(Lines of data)
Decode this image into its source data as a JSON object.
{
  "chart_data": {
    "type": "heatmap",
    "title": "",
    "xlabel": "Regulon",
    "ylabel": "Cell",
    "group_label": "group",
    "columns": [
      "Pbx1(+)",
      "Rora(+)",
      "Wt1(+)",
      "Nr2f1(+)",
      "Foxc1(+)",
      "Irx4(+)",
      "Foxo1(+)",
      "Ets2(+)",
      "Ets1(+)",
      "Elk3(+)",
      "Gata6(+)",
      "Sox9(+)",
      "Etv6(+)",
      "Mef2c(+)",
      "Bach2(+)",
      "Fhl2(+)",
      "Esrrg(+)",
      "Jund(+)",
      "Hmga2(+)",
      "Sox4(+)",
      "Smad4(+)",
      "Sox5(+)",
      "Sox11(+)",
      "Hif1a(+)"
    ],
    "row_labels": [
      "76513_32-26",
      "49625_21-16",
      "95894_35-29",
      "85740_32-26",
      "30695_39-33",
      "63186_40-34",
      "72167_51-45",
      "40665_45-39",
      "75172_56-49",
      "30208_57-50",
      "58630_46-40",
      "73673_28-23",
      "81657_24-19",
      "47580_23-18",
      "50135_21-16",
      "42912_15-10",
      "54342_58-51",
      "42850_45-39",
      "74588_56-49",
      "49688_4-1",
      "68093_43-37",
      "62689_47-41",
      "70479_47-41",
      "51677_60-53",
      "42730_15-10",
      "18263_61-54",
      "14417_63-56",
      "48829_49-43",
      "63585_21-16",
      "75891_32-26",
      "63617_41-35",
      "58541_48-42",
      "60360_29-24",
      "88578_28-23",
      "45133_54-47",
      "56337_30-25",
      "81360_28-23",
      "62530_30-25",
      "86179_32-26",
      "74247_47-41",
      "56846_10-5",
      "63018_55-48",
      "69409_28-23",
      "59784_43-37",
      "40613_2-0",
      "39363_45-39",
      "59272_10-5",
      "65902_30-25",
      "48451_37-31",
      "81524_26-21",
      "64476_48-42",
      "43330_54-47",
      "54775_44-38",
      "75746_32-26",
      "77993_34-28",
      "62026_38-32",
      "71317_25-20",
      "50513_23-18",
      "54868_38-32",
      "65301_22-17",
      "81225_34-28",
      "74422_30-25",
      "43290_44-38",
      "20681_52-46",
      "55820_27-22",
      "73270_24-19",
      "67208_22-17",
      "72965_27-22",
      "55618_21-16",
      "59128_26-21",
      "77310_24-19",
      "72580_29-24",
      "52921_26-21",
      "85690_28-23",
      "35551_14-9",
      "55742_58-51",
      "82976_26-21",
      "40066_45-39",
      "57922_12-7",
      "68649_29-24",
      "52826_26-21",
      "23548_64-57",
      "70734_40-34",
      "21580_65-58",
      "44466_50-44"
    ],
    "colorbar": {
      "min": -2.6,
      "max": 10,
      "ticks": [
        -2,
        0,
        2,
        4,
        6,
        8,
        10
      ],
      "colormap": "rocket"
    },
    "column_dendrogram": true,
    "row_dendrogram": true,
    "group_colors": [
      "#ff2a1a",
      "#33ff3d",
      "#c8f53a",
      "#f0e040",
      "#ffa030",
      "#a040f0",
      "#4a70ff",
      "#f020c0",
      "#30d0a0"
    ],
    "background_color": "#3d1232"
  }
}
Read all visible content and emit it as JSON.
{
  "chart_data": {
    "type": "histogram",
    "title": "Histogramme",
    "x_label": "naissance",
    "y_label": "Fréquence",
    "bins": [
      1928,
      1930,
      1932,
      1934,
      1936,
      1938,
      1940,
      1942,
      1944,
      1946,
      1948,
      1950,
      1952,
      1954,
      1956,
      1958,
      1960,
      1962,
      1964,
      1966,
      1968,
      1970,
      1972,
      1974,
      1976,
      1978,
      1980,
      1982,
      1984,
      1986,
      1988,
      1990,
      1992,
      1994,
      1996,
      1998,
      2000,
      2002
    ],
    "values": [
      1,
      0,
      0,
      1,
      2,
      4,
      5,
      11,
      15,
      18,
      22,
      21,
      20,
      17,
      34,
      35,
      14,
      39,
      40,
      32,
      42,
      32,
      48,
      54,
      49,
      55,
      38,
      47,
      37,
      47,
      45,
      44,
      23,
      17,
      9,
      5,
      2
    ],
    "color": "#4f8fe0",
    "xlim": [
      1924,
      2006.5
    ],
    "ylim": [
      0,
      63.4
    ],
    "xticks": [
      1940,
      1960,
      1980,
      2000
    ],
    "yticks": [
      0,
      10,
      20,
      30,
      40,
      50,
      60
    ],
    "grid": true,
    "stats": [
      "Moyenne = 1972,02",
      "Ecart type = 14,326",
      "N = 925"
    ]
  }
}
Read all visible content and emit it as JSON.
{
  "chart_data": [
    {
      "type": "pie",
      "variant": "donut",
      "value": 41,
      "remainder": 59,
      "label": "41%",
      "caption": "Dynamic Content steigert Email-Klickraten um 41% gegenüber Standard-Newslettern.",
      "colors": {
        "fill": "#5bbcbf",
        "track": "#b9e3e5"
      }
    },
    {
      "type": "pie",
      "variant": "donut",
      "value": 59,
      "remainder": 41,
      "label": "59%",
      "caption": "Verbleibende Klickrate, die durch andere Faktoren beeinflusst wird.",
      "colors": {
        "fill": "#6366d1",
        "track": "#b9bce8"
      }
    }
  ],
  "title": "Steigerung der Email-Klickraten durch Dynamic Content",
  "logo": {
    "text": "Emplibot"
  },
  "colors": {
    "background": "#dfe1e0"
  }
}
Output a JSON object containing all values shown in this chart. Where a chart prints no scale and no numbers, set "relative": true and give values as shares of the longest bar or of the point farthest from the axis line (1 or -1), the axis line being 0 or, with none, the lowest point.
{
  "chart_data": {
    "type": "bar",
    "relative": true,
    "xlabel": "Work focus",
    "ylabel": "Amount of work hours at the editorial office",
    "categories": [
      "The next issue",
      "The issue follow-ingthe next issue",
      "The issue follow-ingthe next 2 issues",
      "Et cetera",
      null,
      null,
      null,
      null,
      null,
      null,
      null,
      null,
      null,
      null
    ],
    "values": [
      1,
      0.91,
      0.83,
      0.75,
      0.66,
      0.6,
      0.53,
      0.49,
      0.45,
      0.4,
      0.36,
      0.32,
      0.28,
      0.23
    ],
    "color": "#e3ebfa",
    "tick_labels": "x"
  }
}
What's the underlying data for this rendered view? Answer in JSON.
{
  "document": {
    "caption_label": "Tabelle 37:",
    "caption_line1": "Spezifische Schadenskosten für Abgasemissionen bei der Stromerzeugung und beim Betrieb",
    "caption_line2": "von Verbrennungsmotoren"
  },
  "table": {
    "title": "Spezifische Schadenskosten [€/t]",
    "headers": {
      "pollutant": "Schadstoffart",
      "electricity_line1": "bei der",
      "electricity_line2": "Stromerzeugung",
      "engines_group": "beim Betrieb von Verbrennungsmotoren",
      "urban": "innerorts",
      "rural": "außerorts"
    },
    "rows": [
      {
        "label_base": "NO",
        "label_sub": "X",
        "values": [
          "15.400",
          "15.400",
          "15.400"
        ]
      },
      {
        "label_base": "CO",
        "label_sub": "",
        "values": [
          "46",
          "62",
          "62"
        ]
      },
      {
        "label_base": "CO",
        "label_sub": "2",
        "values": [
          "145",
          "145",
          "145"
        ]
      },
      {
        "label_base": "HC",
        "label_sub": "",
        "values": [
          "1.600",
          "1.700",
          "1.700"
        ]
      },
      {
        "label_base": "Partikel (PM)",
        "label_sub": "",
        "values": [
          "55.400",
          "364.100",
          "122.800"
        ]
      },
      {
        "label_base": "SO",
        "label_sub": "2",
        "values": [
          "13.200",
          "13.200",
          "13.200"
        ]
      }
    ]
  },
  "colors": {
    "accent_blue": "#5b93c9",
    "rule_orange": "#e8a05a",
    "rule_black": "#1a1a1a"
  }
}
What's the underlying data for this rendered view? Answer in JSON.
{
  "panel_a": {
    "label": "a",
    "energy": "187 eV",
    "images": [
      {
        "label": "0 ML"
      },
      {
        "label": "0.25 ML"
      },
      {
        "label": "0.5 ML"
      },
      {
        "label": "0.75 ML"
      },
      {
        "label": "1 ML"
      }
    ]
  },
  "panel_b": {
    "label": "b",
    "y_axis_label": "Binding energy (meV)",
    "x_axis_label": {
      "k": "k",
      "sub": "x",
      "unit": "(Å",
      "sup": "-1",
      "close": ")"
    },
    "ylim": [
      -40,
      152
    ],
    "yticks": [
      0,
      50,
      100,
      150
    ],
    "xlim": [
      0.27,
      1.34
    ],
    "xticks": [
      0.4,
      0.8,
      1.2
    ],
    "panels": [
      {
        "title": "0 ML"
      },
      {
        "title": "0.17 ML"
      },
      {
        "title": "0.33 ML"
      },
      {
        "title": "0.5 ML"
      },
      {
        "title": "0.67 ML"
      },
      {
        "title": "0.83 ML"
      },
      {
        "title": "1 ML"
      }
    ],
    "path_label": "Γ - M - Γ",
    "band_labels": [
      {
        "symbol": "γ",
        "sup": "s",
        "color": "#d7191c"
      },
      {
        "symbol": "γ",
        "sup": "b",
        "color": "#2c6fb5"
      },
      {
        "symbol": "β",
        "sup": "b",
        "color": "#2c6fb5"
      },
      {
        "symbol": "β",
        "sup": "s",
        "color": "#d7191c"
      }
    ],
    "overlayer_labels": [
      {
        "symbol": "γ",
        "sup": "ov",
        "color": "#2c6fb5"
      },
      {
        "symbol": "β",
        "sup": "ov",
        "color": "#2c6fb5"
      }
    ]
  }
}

▶ **Exercise objective**
Find every line in the records above that holds the word "ingthe", and copy each one.

▶ **Output of the exercise**
      "The issue follow-ingthe next issue",
      "The issue follow-ingthe next 2 issues",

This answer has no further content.